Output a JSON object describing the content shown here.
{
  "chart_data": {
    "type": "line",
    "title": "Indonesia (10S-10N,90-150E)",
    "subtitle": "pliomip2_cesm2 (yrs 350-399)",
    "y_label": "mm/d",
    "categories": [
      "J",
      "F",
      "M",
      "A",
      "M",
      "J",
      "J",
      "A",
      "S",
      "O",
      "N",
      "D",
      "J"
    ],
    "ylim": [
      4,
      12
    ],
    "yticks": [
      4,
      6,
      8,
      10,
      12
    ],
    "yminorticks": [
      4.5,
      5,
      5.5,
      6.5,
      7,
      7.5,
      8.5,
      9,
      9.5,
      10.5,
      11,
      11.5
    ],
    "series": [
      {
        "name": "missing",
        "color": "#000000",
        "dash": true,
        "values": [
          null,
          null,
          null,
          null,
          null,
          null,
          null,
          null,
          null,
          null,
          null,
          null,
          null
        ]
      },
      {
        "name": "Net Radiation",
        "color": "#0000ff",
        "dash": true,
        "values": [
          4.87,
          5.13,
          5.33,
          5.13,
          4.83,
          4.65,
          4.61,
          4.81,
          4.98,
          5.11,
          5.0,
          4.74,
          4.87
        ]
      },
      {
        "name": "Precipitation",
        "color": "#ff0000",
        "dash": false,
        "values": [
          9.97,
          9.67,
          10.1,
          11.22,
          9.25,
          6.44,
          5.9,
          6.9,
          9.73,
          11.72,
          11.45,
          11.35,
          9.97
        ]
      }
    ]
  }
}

= WHAT THE TASK ASKS =
Using the data above, repeat every line exactly.

= COMPLETED EXERCISE =
Output a JSON object describing the content shown here.
{
  "chart_data": {
    "type": "line",
    "title": "Indonesia (10S-10N,90-150E)",
    "subtitle": "pliomip2_cesm2 (yrs 350-399)",
    "y_label": "mm/d",
    "categories": [
      "J",
      "F",
      "M",
      "A",
      "M",
      "J",
      "J",
      "A",
      "S",
      "O",
      "N",
      "D",
      "J"
    ],
    "ylim": [
      4,
      12
    ],
    "yticks": [
      4,
      6,
      8,
      10,
      12
    ],
    "yminorticks": [
      4.5,
      5,
      5.5,
      6.5,
      7,
      7.5,
      8.5,
      9,
      9.5,
      10.5,
      11,
      11.5
    ],
    "series": [
      {
        "name": "missing",
        "color": "#000000",
        "dash": true,
        "values": [
          null,
          null,
          null,
          null,
          null,
          null,
          null,
          null,
          null,
          null,
          null,
          null,
          null
        ]
      },
      {
        "name": "Net Radiation",
        "color": "#0000ff",
        "dash": true,
        "values": [
          4.87,
          5.13,
          5.33,
          5.13,
          4.83,
          4.65,
          4.61,
          4.81,
          4.98,
          5.11,
          5.0,
          4.74,
          4.87
        ]
      },
      {
        "name": "Precipitation",
        "color": "#ff0000",
        "dash": false,
        "values": [
          9.97,
          9.67,
          10.1,
          11.22,
          9.25,
          6.44,
          5.9,
          6.9,
          9.73,
          11.72,
          11.45,
          11.35,
          9.97
        ]
      }
    ]
  }
}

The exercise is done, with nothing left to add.